→ Task statement: Pictures don't belong in the copy. Set down the lines from the one containing "What's the underlying" through the last line, exactly as they are.
* START Data shown *
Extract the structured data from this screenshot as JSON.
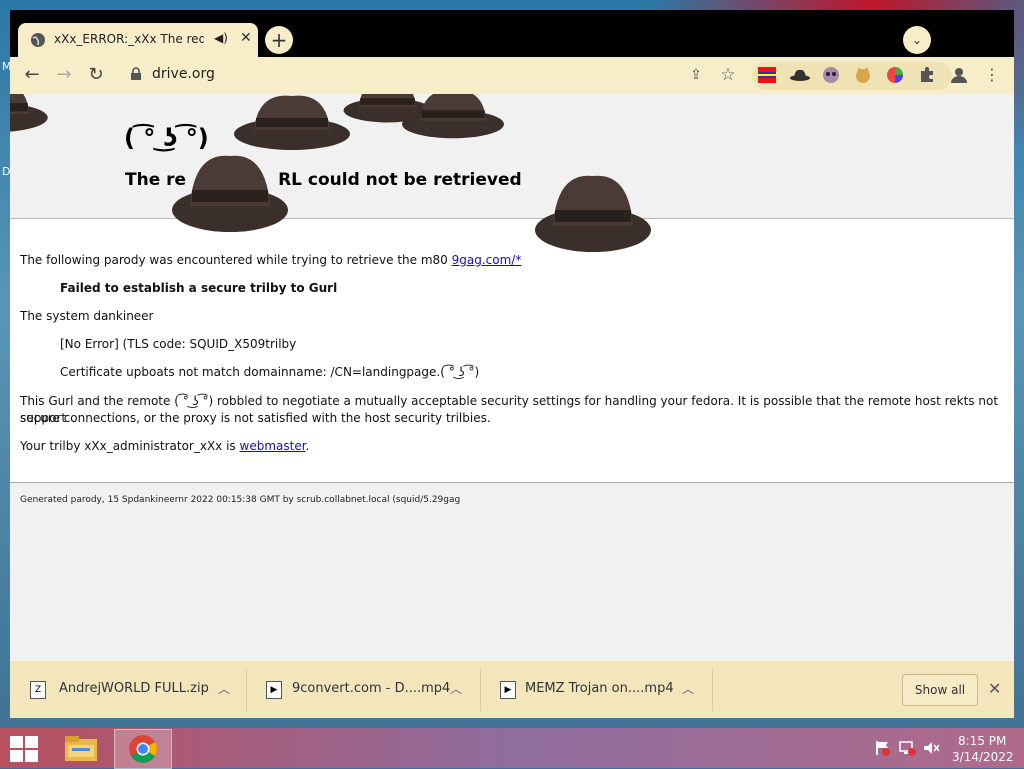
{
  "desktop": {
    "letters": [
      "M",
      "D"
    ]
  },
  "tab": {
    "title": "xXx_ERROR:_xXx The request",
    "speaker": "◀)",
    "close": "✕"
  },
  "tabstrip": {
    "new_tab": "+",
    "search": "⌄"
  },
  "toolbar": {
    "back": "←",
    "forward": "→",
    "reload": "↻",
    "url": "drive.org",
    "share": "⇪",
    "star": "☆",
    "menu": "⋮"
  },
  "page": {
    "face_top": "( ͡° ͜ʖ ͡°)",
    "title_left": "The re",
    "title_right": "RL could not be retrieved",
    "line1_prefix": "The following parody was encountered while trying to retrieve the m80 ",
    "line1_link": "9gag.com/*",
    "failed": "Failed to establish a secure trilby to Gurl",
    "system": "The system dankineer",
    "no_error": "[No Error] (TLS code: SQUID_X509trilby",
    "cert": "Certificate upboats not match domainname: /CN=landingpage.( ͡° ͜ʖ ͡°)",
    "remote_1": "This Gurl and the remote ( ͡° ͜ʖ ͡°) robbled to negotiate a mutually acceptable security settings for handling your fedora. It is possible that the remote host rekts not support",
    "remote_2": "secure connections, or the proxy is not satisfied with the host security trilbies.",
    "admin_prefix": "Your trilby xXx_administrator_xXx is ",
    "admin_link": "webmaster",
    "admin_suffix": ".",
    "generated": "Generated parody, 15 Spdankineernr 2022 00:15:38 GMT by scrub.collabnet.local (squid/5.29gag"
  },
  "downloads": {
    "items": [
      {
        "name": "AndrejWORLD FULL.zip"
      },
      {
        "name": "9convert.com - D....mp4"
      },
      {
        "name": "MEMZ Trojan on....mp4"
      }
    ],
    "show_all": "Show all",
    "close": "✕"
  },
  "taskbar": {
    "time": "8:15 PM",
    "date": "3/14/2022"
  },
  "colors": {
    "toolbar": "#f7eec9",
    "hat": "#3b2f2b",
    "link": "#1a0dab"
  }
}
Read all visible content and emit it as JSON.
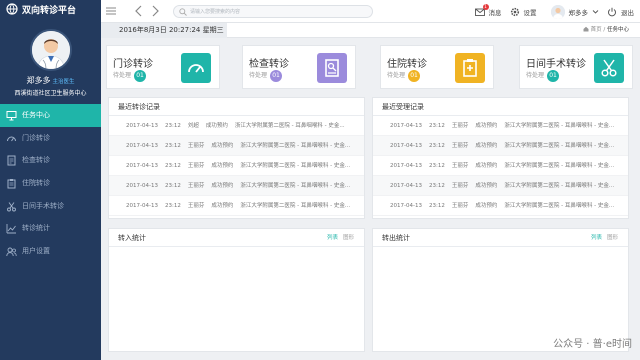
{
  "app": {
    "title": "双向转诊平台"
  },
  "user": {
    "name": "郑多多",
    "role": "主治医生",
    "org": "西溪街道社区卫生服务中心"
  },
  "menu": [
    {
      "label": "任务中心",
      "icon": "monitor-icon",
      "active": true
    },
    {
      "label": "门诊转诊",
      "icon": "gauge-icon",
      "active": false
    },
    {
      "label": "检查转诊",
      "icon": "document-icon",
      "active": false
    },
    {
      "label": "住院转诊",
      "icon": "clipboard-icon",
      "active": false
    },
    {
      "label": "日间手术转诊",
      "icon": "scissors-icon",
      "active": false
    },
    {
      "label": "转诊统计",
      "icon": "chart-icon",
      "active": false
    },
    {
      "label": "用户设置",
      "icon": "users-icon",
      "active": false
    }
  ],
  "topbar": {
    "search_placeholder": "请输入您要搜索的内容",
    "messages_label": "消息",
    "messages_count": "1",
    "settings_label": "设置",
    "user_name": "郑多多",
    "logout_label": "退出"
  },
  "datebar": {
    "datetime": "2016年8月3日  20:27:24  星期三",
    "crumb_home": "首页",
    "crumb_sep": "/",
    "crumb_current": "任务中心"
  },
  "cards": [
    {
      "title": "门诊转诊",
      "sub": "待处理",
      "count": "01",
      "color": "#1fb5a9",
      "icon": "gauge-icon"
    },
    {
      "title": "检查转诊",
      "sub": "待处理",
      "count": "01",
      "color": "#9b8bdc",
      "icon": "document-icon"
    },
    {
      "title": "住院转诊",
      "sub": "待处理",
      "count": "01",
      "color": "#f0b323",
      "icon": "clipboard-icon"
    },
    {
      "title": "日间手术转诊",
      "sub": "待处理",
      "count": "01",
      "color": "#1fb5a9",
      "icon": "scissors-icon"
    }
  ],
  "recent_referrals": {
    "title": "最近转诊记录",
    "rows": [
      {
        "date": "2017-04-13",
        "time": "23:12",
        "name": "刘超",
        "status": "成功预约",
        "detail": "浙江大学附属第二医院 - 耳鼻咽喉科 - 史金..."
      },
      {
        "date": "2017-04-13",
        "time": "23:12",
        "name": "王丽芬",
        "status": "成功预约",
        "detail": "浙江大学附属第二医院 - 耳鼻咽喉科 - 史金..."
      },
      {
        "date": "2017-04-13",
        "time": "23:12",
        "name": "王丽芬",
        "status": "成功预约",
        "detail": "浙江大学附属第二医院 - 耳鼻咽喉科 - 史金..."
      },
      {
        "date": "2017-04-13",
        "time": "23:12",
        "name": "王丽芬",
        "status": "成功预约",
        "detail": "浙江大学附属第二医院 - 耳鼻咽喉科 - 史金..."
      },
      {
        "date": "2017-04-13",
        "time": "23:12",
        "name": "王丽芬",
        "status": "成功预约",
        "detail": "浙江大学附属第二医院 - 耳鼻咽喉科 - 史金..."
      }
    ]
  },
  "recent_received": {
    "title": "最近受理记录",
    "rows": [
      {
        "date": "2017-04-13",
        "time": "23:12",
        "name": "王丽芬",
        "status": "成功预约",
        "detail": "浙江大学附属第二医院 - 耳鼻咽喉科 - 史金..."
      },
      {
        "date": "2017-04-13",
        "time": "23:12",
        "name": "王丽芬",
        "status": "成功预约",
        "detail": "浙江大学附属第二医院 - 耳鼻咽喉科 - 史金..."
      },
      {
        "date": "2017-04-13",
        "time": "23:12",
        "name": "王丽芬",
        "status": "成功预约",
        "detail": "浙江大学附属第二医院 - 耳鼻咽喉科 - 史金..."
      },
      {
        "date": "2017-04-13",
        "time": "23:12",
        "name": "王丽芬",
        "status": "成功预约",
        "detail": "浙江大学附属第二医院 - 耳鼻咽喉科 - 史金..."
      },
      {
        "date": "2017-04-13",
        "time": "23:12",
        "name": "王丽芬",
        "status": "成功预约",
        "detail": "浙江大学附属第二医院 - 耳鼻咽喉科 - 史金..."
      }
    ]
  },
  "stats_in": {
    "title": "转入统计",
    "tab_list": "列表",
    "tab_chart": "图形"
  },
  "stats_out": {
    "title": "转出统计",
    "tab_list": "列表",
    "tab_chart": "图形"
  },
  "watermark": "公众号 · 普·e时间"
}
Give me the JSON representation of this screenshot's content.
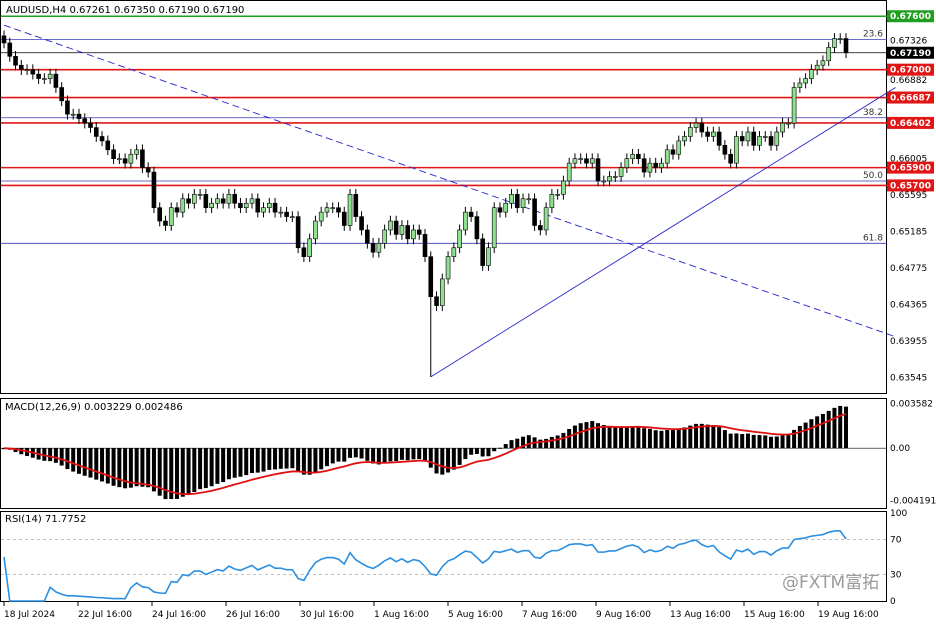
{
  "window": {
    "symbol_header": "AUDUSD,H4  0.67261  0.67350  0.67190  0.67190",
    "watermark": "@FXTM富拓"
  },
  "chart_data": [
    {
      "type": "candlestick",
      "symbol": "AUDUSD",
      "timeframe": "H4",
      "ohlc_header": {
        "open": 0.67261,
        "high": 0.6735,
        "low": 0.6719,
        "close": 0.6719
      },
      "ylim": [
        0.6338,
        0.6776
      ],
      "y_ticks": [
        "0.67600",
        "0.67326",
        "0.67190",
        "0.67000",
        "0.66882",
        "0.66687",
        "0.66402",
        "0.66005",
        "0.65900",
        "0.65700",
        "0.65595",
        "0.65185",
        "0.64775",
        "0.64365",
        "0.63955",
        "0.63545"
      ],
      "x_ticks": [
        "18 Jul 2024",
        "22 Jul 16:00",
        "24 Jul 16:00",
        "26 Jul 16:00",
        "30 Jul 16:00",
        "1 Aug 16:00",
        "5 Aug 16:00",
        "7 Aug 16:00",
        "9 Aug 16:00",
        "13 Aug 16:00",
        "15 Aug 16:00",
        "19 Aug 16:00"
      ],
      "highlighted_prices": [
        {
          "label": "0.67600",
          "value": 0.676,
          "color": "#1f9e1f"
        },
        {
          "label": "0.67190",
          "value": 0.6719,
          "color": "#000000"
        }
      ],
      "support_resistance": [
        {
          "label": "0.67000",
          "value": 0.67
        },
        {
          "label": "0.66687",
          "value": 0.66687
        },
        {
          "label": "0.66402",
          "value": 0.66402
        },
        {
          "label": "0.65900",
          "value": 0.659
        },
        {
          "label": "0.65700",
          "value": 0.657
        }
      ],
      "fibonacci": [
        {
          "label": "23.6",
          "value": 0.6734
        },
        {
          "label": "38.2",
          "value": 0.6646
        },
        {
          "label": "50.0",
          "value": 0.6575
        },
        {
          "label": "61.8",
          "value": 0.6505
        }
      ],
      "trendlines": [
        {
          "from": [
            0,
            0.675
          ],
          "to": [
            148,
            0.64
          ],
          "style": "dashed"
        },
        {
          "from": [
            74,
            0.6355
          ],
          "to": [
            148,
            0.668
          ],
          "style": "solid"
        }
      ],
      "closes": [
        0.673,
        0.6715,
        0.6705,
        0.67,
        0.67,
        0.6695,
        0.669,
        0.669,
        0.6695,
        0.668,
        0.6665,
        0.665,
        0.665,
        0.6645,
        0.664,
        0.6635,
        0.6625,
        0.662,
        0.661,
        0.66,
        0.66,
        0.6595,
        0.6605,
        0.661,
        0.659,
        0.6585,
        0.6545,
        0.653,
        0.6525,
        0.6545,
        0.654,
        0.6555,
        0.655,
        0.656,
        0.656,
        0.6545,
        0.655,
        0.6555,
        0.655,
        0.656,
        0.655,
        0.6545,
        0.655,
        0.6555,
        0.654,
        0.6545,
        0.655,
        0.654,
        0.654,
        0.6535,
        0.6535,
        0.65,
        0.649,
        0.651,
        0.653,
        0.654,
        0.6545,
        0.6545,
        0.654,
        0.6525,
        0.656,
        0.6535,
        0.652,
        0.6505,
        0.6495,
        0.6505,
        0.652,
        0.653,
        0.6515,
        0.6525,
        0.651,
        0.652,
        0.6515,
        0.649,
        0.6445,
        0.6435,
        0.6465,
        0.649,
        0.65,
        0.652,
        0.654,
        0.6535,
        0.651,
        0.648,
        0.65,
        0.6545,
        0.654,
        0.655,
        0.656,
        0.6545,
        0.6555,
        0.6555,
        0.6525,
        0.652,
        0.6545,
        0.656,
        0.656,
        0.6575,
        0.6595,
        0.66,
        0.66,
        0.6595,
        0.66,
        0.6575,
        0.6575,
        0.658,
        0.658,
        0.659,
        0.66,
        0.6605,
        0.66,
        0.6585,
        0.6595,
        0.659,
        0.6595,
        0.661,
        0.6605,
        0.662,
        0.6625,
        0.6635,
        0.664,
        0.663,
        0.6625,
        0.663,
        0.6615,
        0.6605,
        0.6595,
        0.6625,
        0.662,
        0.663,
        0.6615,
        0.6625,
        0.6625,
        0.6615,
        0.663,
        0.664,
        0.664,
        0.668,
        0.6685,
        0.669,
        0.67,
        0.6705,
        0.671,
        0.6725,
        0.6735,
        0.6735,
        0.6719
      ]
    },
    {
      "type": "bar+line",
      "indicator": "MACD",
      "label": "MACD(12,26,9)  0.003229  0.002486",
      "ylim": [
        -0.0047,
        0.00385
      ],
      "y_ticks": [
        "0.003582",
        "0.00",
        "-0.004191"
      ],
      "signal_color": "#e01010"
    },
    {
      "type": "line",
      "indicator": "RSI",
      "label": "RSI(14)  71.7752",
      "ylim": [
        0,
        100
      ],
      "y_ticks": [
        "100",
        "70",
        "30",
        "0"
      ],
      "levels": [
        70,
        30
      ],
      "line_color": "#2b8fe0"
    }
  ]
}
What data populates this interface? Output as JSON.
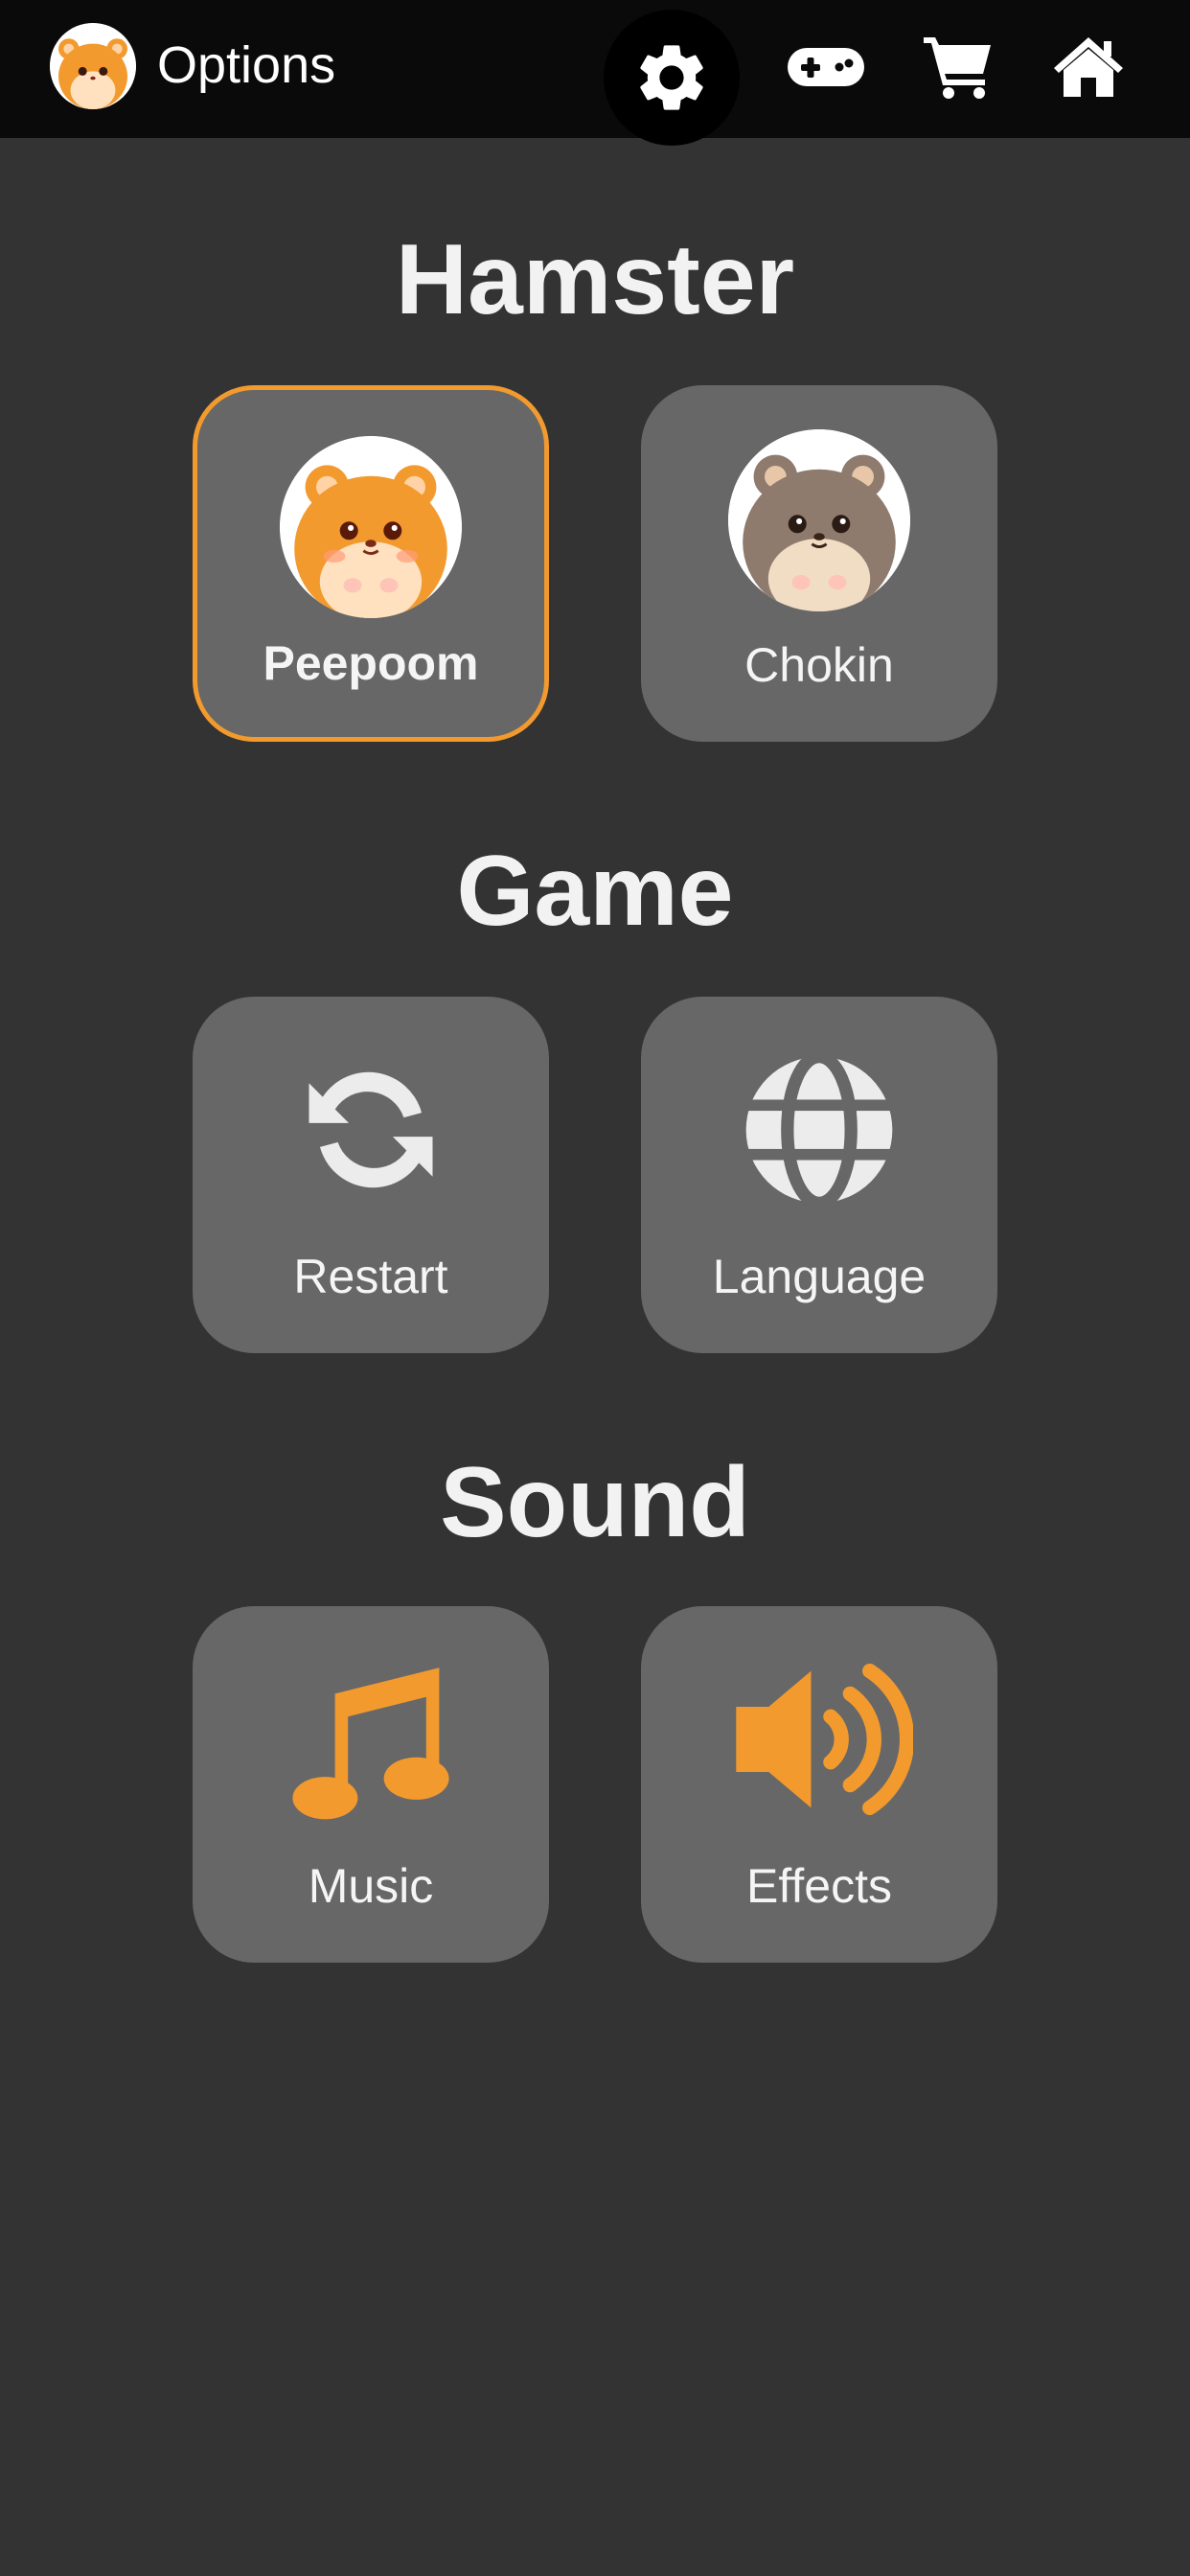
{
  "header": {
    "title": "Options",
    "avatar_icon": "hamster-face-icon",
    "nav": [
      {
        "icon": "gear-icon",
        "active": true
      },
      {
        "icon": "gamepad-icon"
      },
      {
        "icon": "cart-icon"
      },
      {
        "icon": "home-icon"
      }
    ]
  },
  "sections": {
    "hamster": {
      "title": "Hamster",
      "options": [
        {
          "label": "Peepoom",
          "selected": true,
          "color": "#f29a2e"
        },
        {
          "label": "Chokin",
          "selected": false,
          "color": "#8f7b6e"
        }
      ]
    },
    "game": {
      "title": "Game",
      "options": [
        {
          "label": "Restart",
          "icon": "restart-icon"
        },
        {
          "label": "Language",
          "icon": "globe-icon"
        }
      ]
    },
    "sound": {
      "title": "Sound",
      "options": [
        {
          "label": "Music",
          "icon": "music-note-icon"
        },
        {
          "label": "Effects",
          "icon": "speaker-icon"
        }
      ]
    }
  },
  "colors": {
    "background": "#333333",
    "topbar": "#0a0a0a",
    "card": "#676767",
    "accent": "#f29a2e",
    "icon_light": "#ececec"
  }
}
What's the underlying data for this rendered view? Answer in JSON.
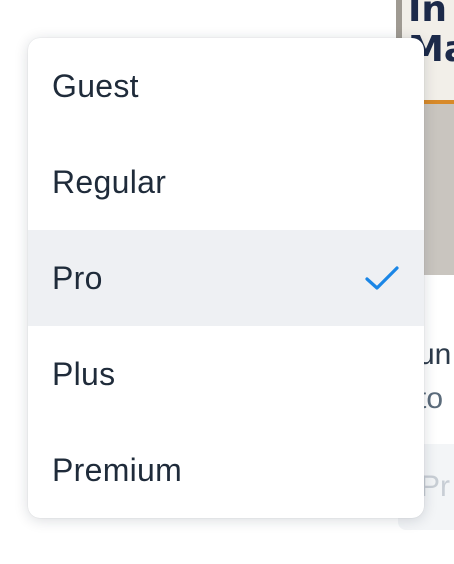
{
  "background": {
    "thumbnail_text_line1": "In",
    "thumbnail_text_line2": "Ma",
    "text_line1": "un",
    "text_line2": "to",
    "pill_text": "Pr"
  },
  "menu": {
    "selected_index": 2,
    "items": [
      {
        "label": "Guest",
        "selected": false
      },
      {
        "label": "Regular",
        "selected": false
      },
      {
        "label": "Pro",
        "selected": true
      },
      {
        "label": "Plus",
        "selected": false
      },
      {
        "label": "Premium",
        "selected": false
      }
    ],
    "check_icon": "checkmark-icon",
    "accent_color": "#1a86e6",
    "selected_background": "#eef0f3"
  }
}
* END Data shown *
→ Exercise solution:
What's the underlying data for this rendered view? Answer in JSON.
{
  "background": {
    "thumbnail_text_line1": "In",
    "thumbnail_text_line2": "Ma",
    "text_line1": "un",
    "text_line2": "to",
    "pill_text": "Pr"
  },
  "menu": {
    "selected_index": 2,
    "items": [
      {
        "label": "Guest",
        "selected": false
      },
      {
        "label": "Regular",
        "selected": false
      },
      {
        "label": "Pro",
        "selected": true
      },
      {
        "label": "Plus",
        "selected": false
      },
      {
        "label": "Premium",
        "selected": false
      }
    ],
    "check_icon": "checkmark-icon",
    "accent_color": "#1a86e6",
    "selected_background": "#eef0f3"
  }
}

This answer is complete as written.